── The data

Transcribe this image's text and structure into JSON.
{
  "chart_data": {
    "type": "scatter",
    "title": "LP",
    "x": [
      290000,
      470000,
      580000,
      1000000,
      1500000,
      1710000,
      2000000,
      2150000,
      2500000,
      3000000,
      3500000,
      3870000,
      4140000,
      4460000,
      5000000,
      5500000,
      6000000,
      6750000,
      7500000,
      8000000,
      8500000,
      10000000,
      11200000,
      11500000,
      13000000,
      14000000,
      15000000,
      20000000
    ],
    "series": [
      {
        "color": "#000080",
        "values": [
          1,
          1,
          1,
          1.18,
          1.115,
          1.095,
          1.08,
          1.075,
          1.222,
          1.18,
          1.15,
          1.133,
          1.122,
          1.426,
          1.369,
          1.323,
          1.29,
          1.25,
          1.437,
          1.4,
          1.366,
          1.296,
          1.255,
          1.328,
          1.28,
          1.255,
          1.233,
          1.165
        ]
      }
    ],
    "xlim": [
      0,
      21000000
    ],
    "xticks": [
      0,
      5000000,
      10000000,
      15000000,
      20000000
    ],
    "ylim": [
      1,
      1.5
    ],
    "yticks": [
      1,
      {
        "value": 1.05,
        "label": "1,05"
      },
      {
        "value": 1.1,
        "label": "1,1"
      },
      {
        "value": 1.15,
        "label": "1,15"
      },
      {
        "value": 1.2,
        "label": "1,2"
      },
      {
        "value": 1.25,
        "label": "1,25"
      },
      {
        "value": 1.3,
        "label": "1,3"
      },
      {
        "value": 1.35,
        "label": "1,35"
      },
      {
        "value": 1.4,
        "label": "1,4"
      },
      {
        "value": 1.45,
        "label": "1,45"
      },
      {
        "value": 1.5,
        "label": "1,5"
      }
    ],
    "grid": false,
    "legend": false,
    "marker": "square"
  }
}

────

> [What is expected] Which lines of the data above contain "label"? Copy each one.

> [Solution for this problem]
        "label": "1,05"
        "label": "1,1"
        "label": "1,15"
        "label": "1,2"
        "label": "1,25"
        "label": "1,3"
        "label": "1,35"
        "label": "1,4"
        "label": "1,45"
        "label": "1,5"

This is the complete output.